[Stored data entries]
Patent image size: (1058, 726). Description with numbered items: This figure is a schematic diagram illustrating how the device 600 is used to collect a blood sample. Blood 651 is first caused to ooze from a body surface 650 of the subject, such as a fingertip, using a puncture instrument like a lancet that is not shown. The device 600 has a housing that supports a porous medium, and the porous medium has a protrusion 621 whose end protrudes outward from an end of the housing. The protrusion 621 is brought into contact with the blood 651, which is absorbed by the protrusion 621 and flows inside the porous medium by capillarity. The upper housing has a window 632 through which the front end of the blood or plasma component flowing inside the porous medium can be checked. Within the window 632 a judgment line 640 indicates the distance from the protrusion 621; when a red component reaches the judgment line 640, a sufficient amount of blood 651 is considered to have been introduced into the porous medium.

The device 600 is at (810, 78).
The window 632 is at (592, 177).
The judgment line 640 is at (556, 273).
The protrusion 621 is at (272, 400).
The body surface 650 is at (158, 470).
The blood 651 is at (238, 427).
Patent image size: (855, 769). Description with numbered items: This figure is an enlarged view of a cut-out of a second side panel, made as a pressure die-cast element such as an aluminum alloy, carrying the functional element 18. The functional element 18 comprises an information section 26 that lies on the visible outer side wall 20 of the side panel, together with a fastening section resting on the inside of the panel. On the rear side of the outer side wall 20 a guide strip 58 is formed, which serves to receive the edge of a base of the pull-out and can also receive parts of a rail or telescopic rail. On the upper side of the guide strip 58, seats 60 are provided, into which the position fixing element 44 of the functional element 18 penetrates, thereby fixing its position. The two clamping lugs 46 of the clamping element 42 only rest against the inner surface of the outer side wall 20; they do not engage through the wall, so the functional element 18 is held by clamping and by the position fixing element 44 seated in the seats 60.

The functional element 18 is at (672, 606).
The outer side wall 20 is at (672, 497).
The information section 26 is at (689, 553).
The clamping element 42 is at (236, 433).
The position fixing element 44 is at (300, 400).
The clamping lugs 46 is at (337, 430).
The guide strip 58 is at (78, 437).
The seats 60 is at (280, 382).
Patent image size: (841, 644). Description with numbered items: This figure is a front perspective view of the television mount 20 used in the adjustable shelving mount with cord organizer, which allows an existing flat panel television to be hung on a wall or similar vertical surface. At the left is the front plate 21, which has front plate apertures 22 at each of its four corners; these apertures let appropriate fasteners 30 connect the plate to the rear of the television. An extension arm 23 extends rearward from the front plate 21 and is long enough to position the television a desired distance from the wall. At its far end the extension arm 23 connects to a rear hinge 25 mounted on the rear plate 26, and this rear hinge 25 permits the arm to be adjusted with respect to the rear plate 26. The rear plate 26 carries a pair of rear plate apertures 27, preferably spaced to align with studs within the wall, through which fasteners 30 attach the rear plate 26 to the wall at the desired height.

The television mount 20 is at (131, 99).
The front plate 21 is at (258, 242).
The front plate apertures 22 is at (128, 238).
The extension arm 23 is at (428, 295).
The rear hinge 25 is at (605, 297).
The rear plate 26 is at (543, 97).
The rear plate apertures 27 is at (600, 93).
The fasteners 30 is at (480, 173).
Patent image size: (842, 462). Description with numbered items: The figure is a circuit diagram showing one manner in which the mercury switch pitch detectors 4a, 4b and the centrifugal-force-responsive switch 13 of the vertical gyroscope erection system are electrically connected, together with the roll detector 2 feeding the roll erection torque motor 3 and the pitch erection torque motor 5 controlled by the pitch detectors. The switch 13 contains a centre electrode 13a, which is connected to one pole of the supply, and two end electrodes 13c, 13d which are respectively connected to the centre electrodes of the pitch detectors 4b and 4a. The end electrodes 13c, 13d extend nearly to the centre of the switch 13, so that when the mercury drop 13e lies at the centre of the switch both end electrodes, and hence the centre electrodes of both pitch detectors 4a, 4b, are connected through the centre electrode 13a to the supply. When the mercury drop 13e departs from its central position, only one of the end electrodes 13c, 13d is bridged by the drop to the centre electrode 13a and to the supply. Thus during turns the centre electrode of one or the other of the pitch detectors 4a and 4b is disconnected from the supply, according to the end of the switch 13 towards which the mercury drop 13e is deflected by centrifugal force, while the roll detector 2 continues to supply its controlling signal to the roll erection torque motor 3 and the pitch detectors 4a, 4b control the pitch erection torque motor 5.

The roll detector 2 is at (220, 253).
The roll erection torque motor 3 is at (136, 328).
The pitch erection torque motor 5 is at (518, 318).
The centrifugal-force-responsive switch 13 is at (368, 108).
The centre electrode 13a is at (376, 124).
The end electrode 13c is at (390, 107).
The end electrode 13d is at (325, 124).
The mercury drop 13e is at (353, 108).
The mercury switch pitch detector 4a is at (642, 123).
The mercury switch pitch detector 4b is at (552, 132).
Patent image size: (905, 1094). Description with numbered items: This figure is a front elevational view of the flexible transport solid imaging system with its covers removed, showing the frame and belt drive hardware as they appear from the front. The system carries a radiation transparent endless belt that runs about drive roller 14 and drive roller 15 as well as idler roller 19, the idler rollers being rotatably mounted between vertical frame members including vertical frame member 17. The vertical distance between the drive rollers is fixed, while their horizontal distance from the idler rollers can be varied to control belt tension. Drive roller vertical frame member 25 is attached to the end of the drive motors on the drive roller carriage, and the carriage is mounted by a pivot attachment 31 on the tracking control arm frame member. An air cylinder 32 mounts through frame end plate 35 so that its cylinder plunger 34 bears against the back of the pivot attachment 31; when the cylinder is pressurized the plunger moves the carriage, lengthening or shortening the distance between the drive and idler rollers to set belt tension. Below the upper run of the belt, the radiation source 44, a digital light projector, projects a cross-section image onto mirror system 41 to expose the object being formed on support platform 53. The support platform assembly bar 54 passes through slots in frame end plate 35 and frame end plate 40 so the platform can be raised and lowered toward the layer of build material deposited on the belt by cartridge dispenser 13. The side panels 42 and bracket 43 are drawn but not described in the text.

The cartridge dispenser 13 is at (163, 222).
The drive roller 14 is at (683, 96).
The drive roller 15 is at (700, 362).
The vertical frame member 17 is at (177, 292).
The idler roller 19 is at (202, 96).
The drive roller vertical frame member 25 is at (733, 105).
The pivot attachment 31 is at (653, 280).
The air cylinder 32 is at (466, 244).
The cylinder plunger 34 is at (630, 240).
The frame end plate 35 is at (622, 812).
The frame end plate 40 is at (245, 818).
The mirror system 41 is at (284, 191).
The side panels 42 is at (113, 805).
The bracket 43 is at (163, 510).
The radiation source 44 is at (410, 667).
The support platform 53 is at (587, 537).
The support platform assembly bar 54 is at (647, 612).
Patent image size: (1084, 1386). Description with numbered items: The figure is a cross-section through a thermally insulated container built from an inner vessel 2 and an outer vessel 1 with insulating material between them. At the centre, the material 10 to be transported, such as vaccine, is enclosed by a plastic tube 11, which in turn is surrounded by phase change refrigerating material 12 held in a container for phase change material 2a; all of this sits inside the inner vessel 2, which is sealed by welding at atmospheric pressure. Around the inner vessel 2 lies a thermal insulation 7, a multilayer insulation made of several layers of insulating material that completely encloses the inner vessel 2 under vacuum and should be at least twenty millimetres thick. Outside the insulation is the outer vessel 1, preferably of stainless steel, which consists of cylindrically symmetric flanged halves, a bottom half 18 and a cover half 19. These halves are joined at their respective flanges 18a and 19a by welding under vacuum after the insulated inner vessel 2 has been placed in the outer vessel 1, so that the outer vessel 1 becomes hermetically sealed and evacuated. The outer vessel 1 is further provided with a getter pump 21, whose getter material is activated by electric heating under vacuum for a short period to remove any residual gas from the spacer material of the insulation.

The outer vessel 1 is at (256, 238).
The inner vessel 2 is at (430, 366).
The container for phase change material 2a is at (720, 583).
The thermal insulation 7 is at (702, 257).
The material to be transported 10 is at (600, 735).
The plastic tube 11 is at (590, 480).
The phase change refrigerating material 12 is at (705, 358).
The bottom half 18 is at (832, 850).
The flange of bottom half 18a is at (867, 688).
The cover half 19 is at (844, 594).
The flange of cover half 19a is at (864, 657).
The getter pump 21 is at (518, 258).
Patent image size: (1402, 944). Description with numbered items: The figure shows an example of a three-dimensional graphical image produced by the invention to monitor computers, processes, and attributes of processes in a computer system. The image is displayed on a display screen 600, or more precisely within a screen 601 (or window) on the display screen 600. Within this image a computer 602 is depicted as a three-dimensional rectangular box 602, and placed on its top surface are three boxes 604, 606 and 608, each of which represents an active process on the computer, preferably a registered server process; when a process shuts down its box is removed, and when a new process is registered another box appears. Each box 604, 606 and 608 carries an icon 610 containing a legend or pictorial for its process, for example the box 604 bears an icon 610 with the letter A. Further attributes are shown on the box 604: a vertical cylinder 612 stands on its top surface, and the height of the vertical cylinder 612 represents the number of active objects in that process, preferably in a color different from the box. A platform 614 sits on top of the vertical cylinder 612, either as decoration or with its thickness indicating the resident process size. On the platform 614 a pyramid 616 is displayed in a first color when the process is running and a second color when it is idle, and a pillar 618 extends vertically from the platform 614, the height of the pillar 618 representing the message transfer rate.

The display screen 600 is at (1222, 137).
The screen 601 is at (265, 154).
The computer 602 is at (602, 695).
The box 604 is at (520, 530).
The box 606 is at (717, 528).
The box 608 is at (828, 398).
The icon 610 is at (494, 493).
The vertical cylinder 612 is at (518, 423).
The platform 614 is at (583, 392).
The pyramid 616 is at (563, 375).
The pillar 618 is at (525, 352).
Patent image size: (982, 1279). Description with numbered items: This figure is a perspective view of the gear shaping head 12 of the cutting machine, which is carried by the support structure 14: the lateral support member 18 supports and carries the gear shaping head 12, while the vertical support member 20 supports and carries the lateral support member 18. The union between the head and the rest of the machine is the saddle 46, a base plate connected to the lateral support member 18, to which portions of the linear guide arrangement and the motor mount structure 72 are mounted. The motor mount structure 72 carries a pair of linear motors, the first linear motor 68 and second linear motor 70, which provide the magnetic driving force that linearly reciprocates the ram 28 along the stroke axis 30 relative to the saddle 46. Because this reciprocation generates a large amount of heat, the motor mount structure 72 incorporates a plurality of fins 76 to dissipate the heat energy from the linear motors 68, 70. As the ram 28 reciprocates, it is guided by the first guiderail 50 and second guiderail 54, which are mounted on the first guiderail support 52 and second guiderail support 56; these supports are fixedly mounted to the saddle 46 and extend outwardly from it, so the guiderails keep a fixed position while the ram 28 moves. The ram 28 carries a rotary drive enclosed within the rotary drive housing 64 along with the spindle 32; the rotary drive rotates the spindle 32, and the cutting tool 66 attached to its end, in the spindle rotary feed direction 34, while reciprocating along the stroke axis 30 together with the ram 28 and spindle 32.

### Instructions for the task
Rewrite the rows from the line with "Patent image size: (841, 644)." up to and including the line with "The television mount 20 is at (131, 99).", putting "front elevation view" in place of "front perspective view" and leaving everything else unchanged.

### Output of the exercise
Patent image size: (841, 644). Description with numbered items: This figure is a front elevation view of the television mount 20 used in the adjustable shelving mount with cord organizer, which allows an existing flat panel television to be hung on a wall or similar vertical surface. At the left is the front plate 21, which has front plate apertures 22 at each of its four corners; these apertures let appropriate fasteners 30 connect the plate to the rear of the television. An extension arm 23 extends rearward from the front plate 21 and is long enough to position the television a desired distance from the wall. At its far end the extension arm 23 connects to a rear hinge 25 mounted on the rear plate 26, and this rear hinge 25 permits the arm to be adjusted with respect to the rear plate 26. The rear plate 26 carries a pair of rear plate apertures 27, preferably spaced to align with studs within the wall, through which fasteners 30 attach the rear plate 26 to the wall at the desired height.

The television mount 20 is at (131, 99).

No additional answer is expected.